**YOUR OBJECTIVE:**
Pull each line holding the word "page" from the data.

— Start of EXTRACTED INFORMATION —

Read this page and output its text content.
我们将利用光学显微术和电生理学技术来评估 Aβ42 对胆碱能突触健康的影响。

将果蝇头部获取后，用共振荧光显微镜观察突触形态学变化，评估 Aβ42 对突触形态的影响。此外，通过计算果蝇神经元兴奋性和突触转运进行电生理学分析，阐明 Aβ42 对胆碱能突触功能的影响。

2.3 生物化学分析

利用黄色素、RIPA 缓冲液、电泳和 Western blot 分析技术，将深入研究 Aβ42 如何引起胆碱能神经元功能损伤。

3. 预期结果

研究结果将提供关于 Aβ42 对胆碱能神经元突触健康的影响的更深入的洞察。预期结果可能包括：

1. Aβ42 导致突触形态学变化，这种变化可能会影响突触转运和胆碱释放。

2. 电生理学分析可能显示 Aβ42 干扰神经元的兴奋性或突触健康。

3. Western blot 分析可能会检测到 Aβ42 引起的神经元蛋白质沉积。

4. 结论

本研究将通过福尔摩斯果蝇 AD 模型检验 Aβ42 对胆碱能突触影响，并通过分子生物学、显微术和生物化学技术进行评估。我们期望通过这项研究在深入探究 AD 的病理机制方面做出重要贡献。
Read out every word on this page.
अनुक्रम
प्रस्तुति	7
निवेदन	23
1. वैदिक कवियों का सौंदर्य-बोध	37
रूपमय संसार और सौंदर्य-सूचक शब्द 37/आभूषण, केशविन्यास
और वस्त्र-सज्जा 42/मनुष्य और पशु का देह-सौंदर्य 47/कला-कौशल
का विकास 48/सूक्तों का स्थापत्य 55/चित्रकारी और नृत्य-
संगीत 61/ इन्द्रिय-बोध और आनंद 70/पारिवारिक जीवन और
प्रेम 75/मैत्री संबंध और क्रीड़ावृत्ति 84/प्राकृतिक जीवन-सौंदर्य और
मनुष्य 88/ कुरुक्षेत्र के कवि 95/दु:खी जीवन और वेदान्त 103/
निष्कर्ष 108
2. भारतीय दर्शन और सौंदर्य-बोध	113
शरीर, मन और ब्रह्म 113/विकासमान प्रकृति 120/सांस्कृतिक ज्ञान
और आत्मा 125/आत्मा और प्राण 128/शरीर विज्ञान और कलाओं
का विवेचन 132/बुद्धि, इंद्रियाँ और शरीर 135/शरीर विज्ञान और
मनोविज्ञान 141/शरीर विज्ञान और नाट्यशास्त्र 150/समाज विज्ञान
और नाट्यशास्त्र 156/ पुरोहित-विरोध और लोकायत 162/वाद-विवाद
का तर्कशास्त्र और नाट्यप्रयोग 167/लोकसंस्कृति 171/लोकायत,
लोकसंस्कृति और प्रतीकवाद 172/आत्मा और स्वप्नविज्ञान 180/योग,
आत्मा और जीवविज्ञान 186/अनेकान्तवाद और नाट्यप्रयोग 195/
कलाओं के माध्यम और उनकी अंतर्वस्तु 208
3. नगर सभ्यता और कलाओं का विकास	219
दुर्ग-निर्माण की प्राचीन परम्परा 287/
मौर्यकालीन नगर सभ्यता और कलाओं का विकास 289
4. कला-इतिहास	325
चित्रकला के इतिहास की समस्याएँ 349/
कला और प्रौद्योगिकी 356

— End of EXTRACTED INFORMATION —

**EXERCISE RESULT:**
Read this page and output its text content.
Read out every word on this page.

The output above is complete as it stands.